═════ RECORDS

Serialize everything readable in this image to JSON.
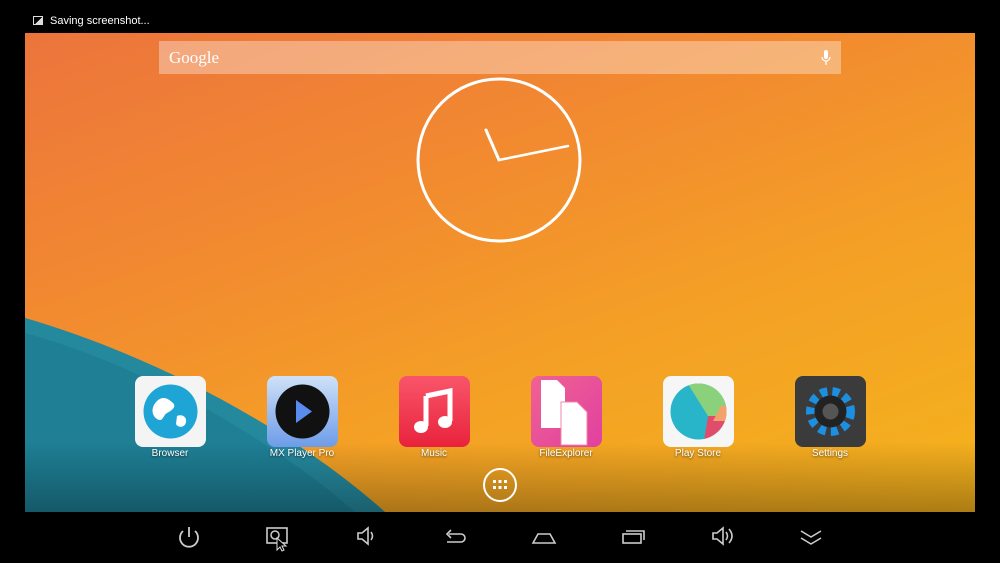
{
  "status_bar": {
    "notification_icon": "image-icon",
    "notification_text": "Saving screenshot..."
  },
  "search": {
    "placeholder": "Google",
    "icon": "mic-icon"
  },
  "clock": {
    "type": "analog",
    "hour_hand": "11",
    "minute_hand": "14"
  },
  "apps": [
    {
      "label": "Browser",
      "icon": "globe-icon",
      "color": "#1ea5d6"
    },
    {
      "label": "MX Player Pro",
      "icon": "play-icon",
      "color": "#7ab0f0"
    },
    {
      "label": "Music",
      "icon": "music-note-icon",
      "color": "#f03a4e"
    },
    {
      "label": "FileExplorer",
      "icon": "files-icon",
      "color": "#ec4fa0"
    },
    {
      "label": "Play Store",
      "icon": "play-store-icon",
      "color": "#ffffff"
    },
    {
      "label": "Settings",
      "icon": "gear-icon",
      "color": "#3a3a3a"
    }
  ],
  "app_drawer": {
    "icon": "app-drawer-icon"
  },
  "nav_bar": [
    "power-icon",
    "screenshot-icon",
    "volume-down-icon",
    "back-icon",
    "home-icon",
    "recents-icon",
    "volume-up-icon",
    "hide-bar-icon"
  ]
}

══════════

REQUIRED WORK => Could you reproduce every record above exactly, leaving out the pictures?

EXERCISE ANSWER =>
Serialize everything readable in this image to JSON.
{
  "status_bar": {
    "notification_icon": "image-icon",
    "notification_text": "Saving screenshot..."
  },
  "search": {
    "placeholder": "Google",
    "icon": "mic-icon"
  },
  "clock": {
    "type": "analog",
    "hour_hand": "11",
    "minute_hand": "14"
  },
  "apps": [
    {
      "label": "Browser",
      "icon": "globe-icon",
      "color": "#1ea5d6"
    },
    {
      "label": "MX Player Pro",
      "icon": "play-icon",
      "color": "#7ab0f0"
    },
    {
      "label": "Music",
      "icon": "music-note-icon",
      "color": "#f03a4e"
    },
    {
      "label": "FileExplorer",
      "icon": "files-icon",
      "color": "#ec4fa0"
    },
    {
      "label": "Play Store",
      "icon": "play-store-icon",
      "color": "#ffffff"
    },
    {
      "label": "Settings",
      "icon": "gear-icon",
      "color": "#3a3a3a"
    }
  ],
  "app_drawer": {
    "icon": "app-drawer-icon"
  },
  "nav_bar": [
    "power-icon",
    "screenshot-icon",
    "volume-down-icon",
    "back-icon",
    "home-icon",
    "recents-icon",
    "volume-up-icon",
    "hide-bar-icon"
  ]
}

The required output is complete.